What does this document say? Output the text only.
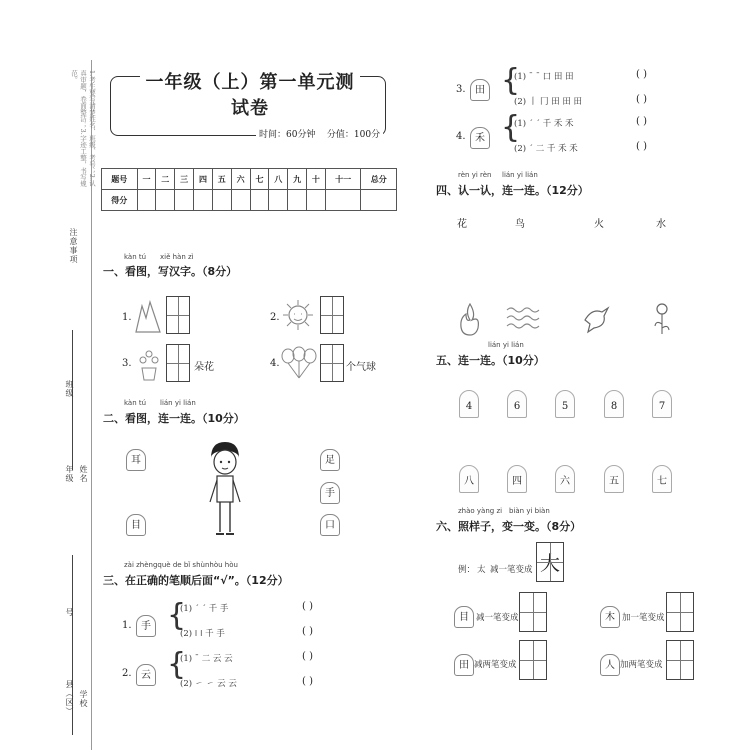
1.考生要写清楚姓名、班级、考号；2.认真审题，卷面整洁；3.字迹工整，书写规范。
注意事项
班级
年级 姓名
号
县（区） 学校
一年级（上）第一单元测试卷
时间：60分钟 分值：100分
题号	一	二	三	四	五	六	七	八	九	十	十一	总分
得分												
kàn tú xiě hàn zì
一、看图，写汉字。（8分）
1.	2.
3.	朵花	4.	个气球
kàn tú lián yi lián
二、看图，连一连。（10分）
耳
目
足
手
口
zài zhèngquè de bǐ shùnhòu hòu
三、在正确的笔顺后面“√”。（12分）
1. 手 {
(1) ˊ ˊ 千 手
(2) ǀ ǀ 千 手
( )
( )
2. 云 {
(1) ˉ 二 云 云
(2) ㇀ ㇀ 云 云
( )
( )
3. 田 {
(1) ˉ ˉ 口 田 田
(2) 丨 冂 田 田 田
( )
( )
4. 禾 {
(1) ˊ ˊ 千 禾 禾
(2) ˊ 二 千 禾 禾
( )
( )
rèn yi rèn lián yi lián
四、认一认，连一连。（12分）
花	鸟	火	水
lián yi lián
五、连一连。（10分）
4	6	5	8	7
八	四	六	五	七
zhào yàng zi biàn yi biàn
六、照样子，变一变。（8分）
例： 太 减一笔变成 大
目 减一笔变成	木 加一笔变成
田 减两笔变成	人 加两笔变成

== WHAT IS BEING ASKED ==
Any pictures should be dropped; transcribe the rest of the records above exactly.

== THE ANSWER ==
What does this document say? Output the text only.
1.考生要写清楚姓名、班级、考号；2.认真审题，卷面整洁；3.字迹工整，书写规范。
注意事项
班级
年级 姓名
号
县（区） 学校
一年级（上）第一单元测试卷
时间：60分钟 分值：100分
题号	一	二	三	四	五	六	七	八	九	十	十一	总分
得分												
kàn tú xiě hàn zì
一、看图，写汉字。（8分）
1.	2.
3.	朵花	4.	个气球
kàn tú lián yi lián
二、看图，连一连。（10分）
耳
目
足
手
口
zài zhèngquè de bǐ shùnhòu hòu
三、在正确的笔顺后面“√”。（12分）
1. 手 {
(1) ˊ ˊ 千 手
(2) ǀ ǀ 千 手
( )
( )
2. 云 {
(1) ˉ 二 云 云
(2) ㇀ ㇀ 云 云
( )
( )
3. 田 {
(1) ˉ ˉ 口 田 田
(2) 丨 冂 田 田 田
( )
( )
4. 禾 {
(1) ˊ ˊ 千 禾 禾
(2) ˊ 二 千 禾 禾
( )
( )
rèn yi rèn lián yi lián
四、认一认，连一连。（12分）
花	鸟	火	水
lián yi lián
五、连一连。（10分）
4	6	5	8	7
八	四	六	五	七
zhào yàng zi biàn yi biàn
六、照样子，变一变。（8分）
例： 太 减一笔变成 大
目 减一笔变成	木 加一笔变成
田 减两笔变成	人 加两笔变成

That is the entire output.